**What this task involves:** Read the records below. Copy each line where the string "moderna" occurs.

**Available data:**
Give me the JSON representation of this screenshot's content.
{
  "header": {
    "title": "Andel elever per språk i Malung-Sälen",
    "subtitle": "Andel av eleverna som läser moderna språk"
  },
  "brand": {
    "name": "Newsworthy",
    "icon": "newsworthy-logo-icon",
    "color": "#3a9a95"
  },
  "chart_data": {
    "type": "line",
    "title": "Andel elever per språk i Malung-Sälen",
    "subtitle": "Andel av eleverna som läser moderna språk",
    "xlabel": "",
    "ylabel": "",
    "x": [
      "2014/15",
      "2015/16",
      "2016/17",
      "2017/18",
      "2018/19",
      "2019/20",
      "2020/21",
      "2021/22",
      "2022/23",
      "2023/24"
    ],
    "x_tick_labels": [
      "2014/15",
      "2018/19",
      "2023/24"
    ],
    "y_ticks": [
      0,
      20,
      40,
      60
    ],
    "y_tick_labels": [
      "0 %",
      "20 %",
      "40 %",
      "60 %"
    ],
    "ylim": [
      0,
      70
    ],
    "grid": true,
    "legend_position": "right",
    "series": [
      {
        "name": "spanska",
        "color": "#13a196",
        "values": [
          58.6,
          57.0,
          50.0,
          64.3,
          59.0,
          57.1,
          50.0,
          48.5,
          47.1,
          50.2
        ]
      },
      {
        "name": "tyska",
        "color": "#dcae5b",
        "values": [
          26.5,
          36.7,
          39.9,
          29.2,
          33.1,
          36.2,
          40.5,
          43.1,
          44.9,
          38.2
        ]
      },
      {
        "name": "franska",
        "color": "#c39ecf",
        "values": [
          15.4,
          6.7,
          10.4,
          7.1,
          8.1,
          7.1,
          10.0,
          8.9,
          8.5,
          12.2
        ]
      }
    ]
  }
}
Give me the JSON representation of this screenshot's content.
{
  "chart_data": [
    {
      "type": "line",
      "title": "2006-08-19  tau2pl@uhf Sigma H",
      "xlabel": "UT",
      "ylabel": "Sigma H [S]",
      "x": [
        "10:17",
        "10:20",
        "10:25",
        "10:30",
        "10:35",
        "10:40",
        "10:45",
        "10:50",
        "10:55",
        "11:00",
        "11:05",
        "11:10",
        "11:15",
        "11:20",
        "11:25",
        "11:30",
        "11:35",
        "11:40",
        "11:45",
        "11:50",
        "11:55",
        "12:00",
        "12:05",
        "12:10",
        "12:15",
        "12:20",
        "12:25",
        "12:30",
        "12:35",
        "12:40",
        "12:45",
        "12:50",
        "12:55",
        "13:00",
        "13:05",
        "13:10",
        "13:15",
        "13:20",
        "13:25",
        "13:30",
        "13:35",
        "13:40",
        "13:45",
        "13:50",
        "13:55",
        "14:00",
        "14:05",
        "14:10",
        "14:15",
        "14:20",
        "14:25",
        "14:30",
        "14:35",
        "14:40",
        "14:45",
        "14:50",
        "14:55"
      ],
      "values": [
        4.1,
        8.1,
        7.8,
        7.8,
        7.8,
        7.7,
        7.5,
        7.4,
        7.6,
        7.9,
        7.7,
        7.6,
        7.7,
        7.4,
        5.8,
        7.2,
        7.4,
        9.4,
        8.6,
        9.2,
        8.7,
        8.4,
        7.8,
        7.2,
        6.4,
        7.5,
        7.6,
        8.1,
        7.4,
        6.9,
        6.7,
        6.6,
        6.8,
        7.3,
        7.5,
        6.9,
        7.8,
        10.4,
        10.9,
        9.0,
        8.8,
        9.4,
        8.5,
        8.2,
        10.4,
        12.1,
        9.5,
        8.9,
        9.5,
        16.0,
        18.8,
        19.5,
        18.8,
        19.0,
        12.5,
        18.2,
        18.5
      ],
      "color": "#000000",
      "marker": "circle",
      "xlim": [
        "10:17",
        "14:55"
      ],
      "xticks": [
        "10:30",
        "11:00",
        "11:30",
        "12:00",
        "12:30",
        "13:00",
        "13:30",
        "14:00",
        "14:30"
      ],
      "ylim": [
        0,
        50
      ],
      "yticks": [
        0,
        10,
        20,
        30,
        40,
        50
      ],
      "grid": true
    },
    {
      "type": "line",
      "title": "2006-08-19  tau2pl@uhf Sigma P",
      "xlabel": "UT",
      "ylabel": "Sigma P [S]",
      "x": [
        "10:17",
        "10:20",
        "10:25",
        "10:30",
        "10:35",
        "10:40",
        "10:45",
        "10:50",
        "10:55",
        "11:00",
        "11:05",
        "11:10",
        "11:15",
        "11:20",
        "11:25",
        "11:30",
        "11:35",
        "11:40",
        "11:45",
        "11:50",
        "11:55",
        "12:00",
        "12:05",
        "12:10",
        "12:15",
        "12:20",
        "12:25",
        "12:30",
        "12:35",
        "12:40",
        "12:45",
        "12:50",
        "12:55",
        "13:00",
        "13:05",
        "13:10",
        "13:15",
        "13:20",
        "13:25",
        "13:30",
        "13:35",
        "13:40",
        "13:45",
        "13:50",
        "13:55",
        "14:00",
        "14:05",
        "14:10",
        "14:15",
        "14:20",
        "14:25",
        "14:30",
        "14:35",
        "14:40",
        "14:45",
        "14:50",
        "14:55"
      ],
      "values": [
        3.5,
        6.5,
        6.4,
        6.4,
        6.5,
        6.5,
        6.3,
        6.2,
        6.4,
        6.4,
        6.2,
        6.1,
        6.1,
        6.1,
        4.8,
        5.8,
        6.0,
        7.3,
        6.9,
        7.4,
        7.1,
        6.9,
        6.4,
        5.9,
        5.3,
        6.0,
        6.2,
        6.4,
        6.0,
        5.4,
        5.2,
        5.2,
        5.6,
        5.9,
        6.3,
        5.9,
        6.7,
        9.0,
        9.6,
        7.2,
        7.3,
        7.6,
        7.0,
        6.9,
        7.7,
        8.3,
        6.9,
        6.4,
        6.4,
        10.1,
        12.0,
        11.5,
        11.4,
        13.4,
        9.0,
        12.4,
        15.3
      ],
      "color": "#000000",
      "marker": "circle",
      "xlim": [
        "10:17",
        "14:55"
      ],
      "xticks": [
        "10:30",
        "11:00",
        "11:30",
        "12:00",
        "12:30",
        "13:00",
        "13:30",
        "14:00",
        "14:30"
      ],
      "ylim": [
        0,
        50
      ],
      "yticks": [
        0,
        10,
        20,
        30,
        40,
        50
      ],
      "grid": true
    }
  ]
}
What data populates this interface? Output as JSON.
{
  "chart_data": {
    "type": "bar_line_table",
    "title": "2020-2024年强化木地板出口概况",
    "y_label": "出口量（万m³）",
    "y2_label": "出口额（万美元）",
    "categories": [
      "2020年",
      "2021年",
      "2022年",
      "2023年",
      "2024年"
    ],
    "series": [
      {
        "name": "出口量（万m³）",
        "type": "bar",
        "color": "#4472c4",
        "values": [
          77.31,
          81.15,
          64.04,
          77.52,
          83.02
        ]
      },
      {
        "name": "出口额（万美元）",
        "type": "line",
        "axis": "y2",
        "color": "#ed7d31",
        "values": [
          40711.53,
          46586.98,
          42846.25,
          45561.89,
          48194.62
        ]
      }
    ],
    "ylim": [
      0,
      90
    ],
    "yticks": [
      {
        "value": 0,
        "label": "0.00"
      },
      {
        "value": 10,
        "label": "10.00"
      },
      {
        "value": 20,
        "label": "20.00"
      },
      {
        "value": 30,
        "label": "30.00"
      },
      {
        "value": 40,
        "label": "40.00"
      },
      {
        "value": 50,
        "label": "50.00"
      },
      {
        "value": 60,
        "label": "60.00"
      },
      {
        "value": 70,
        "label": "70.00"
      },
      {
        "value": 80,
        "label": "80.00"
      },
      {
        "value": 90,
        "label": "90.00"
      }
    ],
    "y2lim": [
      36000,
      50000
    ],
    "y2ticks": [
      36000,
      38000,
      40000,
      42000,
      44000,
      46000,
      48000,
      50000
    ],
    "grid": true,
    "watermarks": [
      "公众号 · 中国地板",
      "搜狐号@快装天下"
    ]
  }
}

**Full answer:**
    "subtitle": "Andel av eleverna som läser moderna språk"
    "subtitle": "Andel av eleverna som läser moderna språk",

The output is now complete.